┌────────

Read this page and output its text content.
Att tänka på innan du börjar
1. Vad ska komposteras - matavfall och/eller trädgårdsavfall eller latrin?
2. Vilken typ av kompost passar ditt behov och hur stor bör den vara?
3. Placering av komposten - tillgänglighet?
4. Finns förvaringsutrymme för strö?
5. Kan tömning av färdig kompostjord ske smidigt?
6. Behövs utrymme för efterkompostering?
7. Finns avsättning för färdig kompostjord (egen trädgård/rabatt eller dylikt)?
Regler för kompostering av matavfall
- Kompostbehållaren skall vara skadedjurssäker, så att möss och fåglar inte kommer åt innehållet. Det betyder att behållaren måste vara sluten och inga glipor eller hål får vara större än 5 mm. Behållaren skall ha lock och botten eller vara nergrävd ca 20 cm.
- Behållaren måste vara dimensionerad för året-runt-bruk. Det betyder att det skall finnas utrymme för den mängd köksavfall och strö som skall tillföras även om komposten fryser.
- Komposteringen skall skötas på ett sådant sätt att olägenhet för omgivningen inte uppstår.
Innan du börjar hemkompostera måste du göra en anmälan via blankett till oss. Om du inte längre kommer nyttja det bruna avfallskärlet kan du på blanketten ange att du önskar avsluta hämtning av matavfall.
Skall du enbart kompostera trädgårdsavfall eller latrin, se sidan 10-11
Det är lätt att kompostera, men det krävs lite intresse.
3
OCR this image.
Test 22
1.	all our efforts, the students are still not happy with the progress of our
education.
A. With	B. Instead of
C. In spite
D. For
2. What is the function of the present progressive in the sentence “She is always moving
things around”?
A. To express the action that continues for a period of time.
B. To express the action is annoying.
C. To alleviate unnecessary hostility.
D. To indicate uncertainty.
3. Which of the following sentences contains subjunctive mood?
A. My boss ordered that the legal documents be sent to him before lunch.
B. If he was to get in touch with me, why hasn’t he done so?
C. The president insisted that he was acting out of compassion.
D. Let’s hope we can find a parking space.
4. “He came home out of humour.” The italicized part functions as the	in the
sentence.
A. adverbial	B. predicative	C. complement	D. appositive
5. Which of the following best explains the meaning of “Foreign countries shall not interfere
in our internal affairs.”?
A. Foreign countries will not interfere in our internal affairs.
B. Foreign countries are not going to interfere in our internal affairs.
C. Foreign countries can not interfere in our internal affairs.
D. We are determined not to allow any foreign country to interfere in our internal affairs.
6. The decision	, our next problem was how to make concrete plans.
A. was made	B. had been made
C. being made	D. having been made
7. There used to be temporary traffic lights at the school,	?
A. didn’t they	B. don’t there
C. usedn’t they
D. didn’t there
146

└────────

WHAT IS EXPECTED: Reproduce the material precisely, including every line.

REPLY TO THE TASK:
Read this page and output its text content.
Att tänka på innan du börjar
1. Vad ska komposteras - matavfall och/eller trädgårdsavfall eller latrin?
2. Vilken typ av kompost passar ditt behov och hur stor bör den vara?
3. Placering av komposten - tillgänglighet?
4. Finns förvaringsutrymme för strö?
5. Kan tömning av färdig kompostjord ske smidigt?
6. Behövs utrymme för efterkompostering?
7. Finns avsättning för färdig kompostjord (egen trädgård/rabatt eller dylikt)?
Regler för kompostering av matavfall
- Kompostbehållaren skall vara skadedjurssäker, så att möss och fåglar inte kommer åt innehållet. Det betyder att behållaren måste vara sluten och inga glipor eller hål får vara större än 5 mm. Behållaren skall ha lock och botten eller vara nergrävd ca 20 cm.
- Behållaren måste vara dimensionerad för året-runt-bruk. Det betyder att det skall finnas utrymme för den mängd köksavfall och strö som skall tillföras även om komposten fryser.
- Komposteringen skall skötas på ett sådant sätt att olägenhet för omgivningen inte uppstår.
Innan du börjar hemkompostera måste du göra en anmälan via blankett till oss. Om du inte längre kommer nyttja det bruna avfallskärlet kan du på blanketten ange att du önskar avsluta hämtning av matavfall.
Skall du enbart kompostera trädgårdsavfall eller latrin, se sidan 10-11
Det är lätt att kompostera, men det krävs lite intresse.
3
OCR this image.
Test 22
1.	all our efforts, the students are still not happy with the progress of our
education.
A. With	B. Instead of
C. In spite
D. For
2. What is the function of the present progressive in the sentence “She is always moving
things around”?
A. To express the action that continues for a period of time.
B. To express the action is annoying.
C. To alleviate unnecessary hostility.
D. To indicate uncertainty.
3. Which of the following sentences contains subjunctive mood?
A. My boss ordered that the legal documents be sent to him before lunch.
B. If he was to get in touch with me, why hasn’t he done so?
C. The president insisted that he was acting out of compassion.
D. Let’s hope we can find a parking space.
4. “He came home out of humour.” The italicized part functions as the	in the
sentence.
A. adverbial	B. predicative	C. complement	D. appositive
5. Which of the following best explains the meaning of “Foreign countries shall not interfere
in our internal affairs.”?
A. Foreign countries will not interfere in our internal affairs.
B. Foreign countries are not going to interfere in our internal affairs.
C. Foreign countries can not interfere in our internal affairs.
D. We are determined not to allow any foreign country to interfere in our internal affairs.
6. The decision	, our next problem was how to make concrete plans.
A. was made	B. had been made
C. being made	D. having been made
7. There used to be temporary traffic lights at the school,	?
A. didn’t they	B. don’t there
C. usedn’t they
D. didn’t there
146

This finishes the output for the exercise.